── 任务材料
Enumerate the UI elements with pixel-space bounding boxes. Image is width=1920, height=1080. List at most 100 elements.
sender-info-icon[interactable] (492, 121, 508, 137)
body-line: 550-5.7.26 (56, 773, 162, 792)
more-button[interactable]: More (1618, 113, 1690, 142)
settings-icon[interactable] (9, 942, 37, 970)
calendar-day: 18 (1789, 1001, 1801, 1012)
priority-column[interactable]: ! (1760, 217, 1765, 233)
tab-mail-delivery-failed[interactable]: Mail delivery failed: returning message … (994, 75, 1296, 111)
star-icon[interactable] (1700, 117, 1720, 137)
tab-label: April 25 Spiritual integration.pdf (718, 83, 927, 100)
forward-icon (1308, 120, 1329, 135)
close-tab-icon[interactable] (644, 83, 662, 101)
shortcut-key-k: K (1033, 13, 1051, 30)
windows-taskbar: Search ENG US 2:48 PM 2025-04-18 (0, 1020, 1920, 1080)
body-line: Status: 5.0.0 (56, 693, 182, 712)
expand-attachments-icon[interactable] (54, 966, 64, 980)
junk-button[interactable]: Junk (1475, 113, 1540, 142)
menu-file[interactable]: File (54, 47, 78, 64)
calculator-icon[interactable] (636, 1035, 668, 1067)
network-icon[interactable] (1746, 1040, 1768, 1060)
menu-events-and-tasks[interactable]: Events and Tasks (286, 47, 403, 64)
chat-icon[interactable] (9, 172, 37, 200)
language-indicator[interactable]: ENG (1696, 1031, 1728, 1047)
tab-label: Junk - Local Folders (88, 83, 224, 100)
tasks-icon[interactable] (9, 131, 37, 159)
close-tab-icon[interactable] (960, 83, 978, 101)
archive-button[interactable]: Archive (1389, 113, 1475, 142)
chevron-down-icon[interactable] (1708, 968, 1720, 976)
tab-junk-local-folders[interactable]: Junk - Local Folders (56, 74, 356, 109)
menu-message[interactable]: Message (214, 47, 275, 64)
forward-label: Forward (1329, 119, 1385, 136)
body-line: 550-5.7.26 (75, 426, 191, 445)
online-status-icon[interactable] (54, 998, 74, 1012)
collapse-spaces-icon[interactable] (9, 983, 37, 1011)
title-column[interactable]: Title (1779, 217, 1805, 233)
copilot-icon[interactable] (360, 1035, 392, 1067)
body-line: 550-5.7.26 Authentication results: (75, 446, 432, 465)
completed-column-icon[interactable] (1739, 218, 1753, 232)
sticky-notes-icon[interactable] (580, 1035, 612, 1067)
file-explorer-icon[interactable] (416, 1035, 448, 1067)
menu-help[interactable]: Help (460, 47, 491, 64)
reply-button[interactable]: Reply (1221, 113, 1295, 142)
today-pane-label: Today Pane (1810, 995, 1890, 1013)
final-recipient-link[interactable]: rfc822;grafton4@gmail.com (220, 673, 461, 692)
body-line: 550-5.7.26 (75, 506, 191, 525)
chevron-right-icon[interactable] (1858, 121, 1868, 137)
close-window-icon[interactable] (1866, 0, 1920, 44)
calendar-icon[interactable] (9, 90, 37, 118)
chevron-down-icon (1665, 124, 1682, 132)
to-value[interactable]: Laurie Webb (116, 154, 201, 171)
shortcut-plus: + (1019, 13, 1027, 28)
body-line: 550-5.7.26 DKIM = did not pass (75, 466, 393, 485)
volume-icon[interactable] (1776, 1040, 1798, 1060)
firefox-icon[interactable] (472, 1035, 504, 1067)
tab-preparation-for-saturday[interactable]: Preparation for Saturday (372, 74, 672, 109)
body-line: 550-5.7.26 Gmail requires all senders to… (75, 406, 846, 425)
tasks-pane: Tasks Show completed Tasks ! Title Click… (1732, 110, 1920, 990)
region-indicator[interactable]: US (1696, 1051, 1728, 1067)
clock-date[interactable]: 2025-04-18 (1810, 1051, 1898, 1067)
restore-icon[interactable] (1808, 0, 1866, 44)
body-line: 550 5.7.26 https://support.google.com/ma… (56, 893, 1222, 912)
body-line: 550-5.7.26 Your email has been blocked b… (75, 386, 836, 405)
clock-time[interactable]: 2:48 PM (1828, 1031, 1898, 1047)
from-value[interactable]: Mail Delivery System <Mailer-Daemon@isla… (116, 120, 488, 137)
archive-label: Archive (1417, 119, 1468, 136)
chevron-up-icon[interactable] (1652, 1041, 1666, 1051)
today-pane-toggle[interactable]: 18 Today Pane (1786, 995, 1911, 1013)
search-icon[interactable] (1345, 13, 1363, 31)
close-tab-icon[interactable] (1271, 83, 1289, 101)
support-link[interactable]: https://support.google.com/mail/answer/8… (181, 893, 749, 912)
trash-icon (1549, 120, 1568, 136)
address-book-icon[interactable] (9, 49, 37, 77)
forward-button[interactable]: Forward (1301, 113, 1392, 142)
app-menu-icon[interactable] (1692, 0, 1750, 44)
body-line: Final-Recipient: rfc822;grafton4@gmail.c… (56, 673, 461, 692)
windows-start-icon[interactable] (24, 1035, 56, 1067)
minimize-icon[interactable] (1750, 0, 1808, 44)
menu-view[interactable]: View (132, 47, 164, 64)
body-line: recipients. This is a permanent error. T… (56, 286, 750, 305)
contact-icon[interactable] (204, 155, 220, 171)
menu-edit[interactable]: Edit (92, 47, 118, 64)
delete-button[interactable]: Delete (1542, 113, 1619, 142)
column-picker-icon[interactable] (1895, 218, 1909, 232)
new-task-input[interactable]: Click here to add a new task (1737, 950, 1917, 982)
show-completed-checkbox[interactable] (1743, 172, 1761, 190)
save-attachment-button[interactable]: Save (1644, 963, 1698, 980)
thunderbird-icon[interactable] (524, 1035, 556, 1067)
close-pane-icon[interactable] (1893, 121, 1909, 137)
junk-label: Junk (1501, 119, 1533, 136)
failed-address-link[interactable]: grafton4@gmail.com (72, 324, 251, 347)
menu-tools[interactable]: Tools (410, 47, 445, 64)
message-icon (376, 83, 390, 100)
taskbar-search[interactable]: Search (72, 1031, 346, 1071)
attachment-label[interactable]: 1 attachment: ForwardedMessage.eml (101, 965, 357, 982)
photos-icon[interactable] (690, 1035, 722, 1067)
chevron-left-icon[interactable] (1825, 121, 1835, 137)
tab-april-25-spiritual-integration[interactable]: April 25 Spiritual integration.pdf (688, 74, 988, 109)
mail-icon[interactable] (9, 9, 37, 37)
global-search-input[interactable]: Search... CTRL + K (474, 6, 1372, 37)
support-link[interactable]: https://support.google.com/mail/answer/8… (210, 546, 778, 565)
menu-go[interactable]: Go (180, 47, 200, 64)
────
■ **任务要求**: 从条目开头到含有“settings-icon[interactable] (9, 942, 37, 970)”的那一行（首尾两行都包括在内），这一段能否输出为 JSON 字符串列表，每行对应一个字符串并略去空行？

■ **解答**:
[
  "Enumerate the UI elements with pixel-space bounding boxes. Image is width=1920, height=1080. List at most 100 elements.",
  "sender-info-icon[interactable] (492, 121, 508, 137)",
  "body-line: 550-5.7.26 (56, 773, 162, 792)",
  "more-button[interactable]: More (1618, 113, 1690, 142)",
  "settings-icon[interactable] (9, 942, 37, 970)"
]